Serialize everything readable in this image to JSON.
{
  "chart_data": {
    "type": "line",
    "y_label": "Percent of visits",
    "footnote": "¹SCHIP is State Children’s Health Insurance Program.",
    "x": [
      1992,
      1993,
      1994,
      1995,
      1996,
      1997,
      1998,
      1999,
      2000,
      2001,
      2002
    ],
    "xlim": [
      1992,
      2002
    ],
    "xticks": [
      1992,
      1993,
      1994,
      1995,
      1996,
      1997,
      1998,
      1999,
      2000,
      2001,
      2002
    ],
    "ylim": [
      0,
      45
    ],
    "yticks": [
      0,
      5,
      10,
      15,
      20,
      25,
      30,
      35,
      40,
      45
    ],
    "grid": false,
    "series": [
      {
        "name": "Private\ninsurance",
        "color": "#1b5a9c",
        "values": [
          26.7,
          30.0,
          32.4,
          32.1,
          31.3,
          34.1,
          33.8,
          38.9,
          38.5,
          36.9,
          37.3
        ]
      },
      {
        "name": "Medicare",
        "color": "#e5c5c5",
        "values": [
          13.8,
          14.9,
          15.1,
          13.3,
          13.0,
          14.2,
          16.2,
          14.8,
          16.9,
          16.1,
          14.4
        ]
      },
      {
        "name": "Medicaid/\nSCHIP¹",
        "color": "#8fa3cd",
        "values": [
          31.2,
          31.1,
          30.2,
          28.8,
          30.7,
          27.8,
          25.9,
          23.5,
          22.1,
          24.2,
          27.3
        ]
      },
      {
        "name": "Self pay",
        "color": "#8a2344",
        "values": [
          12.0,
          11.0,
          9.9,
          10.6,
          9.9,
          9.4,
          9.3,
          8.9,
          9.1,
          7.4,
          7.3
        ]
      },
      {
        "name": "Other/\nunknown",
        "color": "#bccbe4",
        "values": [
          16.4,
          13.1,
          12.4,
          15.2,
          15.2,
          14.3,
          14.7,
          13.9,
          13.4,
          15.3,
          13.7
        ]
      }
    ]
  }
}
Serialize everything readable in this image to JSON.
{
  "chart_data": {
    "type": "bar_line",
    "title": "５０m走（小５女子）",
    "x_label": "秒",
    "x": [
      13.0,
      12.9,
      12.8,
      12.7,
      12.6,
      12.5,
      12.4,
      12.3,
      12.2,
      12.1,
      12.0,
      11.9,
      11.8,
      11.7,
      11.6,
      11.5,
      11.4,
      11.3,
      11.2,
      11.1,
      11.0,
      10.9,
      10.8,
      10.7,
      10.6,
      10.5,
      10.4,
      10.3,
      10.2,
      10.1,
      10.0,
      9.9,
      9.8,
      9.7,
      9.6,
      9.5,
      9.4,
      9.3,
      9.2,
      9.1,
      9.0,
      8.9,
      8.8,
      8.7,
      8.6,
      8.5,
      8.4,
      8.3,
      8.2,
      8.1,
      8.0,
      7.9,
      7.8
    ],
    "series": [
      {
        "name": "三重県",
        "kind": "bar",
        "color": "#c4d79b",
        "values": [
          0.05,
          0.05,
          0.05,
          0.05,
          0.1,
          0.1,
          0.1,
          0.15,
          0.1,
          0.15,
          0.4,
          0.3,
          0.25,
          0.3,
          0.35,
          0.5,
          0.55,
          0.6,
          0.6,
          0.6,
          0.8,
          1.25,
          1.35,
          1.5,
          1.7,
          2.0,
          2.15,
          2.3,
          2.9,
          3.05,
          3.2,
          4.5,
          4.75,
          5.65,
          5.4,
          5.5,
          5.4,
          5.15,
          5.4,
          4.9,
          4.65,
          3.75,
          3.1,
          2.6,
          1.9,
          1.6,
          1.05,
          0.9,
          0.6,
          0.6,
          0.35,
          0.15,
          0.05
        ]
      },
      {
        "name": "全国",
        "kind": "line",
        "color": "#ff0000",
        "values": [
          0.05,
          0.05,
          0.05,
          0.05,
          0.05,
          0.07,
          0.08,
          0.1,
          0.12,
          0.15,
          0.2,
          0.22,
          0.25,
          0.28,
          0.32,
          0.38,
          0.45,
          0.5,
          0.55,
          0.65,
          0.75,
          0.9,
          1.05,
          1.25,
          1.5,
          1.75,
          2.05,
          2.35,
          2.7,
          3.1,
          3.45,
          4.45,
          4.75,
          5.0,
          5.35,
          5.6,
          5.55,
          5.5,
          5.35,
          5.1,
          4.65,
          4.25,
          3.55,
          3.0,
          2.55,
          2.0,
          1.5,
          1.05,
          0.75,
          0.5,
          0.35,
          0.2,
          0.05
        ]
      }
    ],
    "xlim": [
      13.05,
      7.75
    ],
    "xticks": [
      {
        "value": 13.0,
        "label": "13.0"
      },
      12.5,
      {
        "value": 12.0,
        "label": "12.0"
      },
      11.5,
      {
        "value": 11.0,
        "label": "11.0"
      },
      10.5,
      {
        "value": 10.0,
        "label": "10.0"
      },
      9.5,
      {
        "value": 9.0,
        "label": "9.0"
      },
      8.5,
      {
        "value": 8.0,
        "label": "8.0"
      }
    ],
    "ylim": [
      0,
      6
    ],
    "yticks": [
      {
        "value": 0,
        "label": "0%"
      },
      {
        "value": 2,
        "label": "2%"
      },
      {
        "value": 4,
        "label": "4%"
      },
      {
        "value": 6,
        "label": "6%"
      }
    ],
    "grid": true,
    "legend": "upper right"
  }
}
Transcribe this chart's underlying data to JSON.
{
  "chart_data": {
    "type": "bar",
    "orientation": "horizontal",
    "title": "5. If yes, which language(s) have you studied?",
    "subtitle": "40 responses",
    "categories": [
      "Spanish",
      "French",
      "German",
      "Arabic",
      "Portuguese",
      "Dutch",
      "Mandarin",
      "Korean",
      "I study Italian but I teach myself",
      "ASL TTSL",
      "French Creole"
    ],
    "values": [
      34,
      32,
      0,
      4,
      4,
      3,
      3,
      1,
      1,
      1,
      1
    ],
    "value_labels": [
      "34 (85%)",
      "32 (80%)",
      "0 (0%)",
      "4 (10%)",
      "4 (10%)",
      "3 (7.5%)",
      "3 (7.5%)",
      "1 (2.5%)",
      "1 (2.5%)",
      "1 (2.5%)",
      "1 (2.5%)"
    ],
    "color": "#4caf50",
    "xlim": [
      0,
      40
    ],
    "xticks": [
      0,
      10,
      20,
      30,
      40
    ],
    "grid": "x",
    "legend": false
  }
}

────────

Write the data from above out again, exactly.

• CORRECT RESPONSE:
Serialize everything readable in this image to JSON.
{
  "chart_data": {
    "type": "line",
    "y_label": "Percent of visits",
    "footnote": "¹SCHIP is State Children’s Health Insurance Program.",
    "x": [
      1992,
      1993,
      1994,
      1995,
      1996,
      1997,
      1998,
      1999,
      2000,
      2001,
      2002
    ],
    "xlim": [
      1992,
      2002
    ],
    "xticks": [
      1992,
      1993,
      1994,
      1995,
      1996,
      1997,
      1998,
      1999,
      2000,
      2001,
      2002
    ],
    "ylim": [
      0,
      45
    ],
    "yticks": [
      0,
      5,
      10,
      15,
      20,
      25,
      30,
      35,
      40,
      45
    ],
    "grid": false,
    "series": [
      {
        "name": "Private\ninsurance",
        "color": "#1b5a9c",
        "values": [
          26.7,
          30.0,
          32.4,
          32.1,
          31.3,
          34.1,
          33.8,
          38.9,
          38.5,
          36.9,
          37.3
        ]
      },
      {
        "name": "Medicare",
        "color": "#e5c5c5",
        "values": [
          13.8,
          14.9,
          15.1,
          13.3,
          13.0,
          14.2,
          16.2,
          14.8,
          16.9,
          16.1,
          14.4
        ]
      },
      {
        "name": "Medicaid/\nSCHIP¹",
        "color": "#8fa3cd",
        "values": [
          31.2,
          31.1,
          30.2,
          28.8,
          30.7,
          27.8,
          25.9,
          23.5,
          22.1,
          24.2,
          27.3
        ]
      },
      {
        "name": "Self pay",
        "color": "#8a2344",
        "values": [
          12.0,
          11.0,
          9.9,
          10.6,
          9.9,
          9.4,
          9.3,
          8.9,
          9.1,
          7.4,
          7.3
        ]
      },
      {
        "name": "Other/\nunknown",
        "color": "#bccbe4",
        "values": [
          16.4,
          13.1,
          12.4,
          15.2,
          15.2,
          14.3,
          14.7,
          13.9,
          13.4,
          15.3,
          13.7
        ]
      }
    ]
  }
}
Serialize everything readable in this image to JSON.
{
  "chart_data": {
    "type": "bar_line",
    "title": "５０m走（小５女子）",
    "x_label": "秒",
    "x": [
      13.0,
      12.9,
      12.8,
      12.7,
      12.6,
      12.5,
      12.4,
      12.3,
      12.2,
      12.1,
      12.0,
      11.9,
      11.8,
      11.7,
      11.6,
      11.5,
      11.4,
      11.3,
      11.2,
      11.1,
      11.0,
      10.9,
      10.8,
      10.7,
      10.6,
      10.5,
      10.4,
      10.3,
      10.2,
      10.1,
      10.0,
      9.9,
      9.8,
      9.7,
      9.6,
      9.5,
      9.4,
      9.3,
      9.2,
      9.1,
      9.0,
      8.9,
      8.8,
      8.7,
      8.6,
      8.5,
      8.4,
      8.3,
      8.2,
      8.1,
      8.0,
      7.9,
      7.8
    ],
    "series": [
      {
        "name": "三重県",
        "kind": "bar",
        "color": "#c4d79b",
        "values": [
          0.05,
          0.05,
          0.05,
          0.05,
          0.1,
          0.1,
          0.1,
          0.15,
          0.1,
          0.15,
          0.4,
          0.3,
          0.25,
          0.3,
          0.35,
          0.5,
          0.55,
          0.6,
          0.6,
          0.6,
          0.8,
          1.25,
          1.35,
          1.5,
          1.7,
          2.0,
          2.15,
          2.3,
          2.9,
          3.05,
          3.2,
          4.5,
          4.75,
          5.65,
          5.4,
          5.5,
          5.4,
          5.15,
          5.4,
          4.9,
          4.65,
          3.75,
          3.1,
          2.6,
          1.9,
          1.6,
          1.05,
          0.9,
          0.6,
          0.6,
          0.35,
          0.15,
          0.05
        ]
      },
      {
        "name": "全国",
        "kind": "line",
        "color": "#ff0000",
        "values": [
          0.05,
          0.05,
          0.05,
          0.05,
          0.05,
          0.07,
          0.08,
          0.1,
          0.12,
          0.15,
          0.2,
          0.22,
          0.25,
          0.28,
          0.32,
          0.38,
          0.45,
          0.5,
          0.55,
          0.65,
          0.75,
          0.9,
          1.05,
          1.25,
          1.5,
          1.75,
          2.05,
          2.35,
          2.7,
          3.1,
          3.45,
          4.45,
          4.75,
          5.0,
          5.35,
          5.6,
          5.55,
          5.5,
          5.35,
          5.1,
          4.65,
          4.25,
          3.55,
          3.0,
          2.55,
          2.0,
          1.5,
          1.05,
          0.75,
          0.5,
          0.35,
          0.2,
          0.05
        ]
      }
    ],
    "xlim": [
      13.05,
      7.75
    ],
    "xticks": [
      {
        "value": 13.0,
        "label": "13.0"
      },
      12.5,
      {
        "value": 12.0,
        "label": "12.0"
      },
      11.5,
      {
        "value": 11.0,
        "label": "11.0"
      },
      10.5,
      {
        "value": 10.0,
        "label": "10.0"
      },
      9.5,
      {
        "value": 9.0,
        "label": "9.0"
      },
      8.5,
      {
        "value": 8.0,
        "label": "8.0"
      }
    ],
    "ylim": [
      0,
      6
    ],
    "yticks": [
      {
        "value": 0,
        "label": "0%"
      },
      {
        "value": 2,
        "label": "2%"
      },
      {
        "value": 4,
        "label": "4%"
      },
      {
        "value": 6,
        "label": "6%"
      }
    ],
    "grid": true,
    "legend": "upper right"
  }
}
Transcribe this chart's underlying data to JSON.
{
  "chart_data": {
    "type": "bar",
    "orientation": "horizontal",
    "title": "5. If yes, which language(s) have you studied?",
    "subtitle": "40 responses",
    "categories": [
      "Spanish",
      "French",
      "German",
      "Arabic",
      "Portuguese",
      "Dutch",
      "Mandarin",
      "Korean",
      "I study Italian but I teach myself",
      "ASL TTSL",
      "French Creole"
    ],
    "values": [
      34,
      32,
      0,
      4,
      4,
      3,
      3,
      1,
      1,
      1,
      1
    ],
    "value_labels": [
      "34 (85%)",
      "32 (80%)",
      "0 (0%)",
      "4 (10%)",
      "4 (10%)",
      "3 (7.5%)",
      "3 (7.5%)",
      "1 (2.5%)",
      "1 (2.5%)",
      "1 (2.5%)",
      "1 (2.5%)"
    ],
    "color": "#4caf50",
    "xlim": [
      0,
      40
    ],
    "xticks": [
      0,
      10,
      20,
      30,
      40
    ],
    "grid": "x",
    "legend": false
  }
}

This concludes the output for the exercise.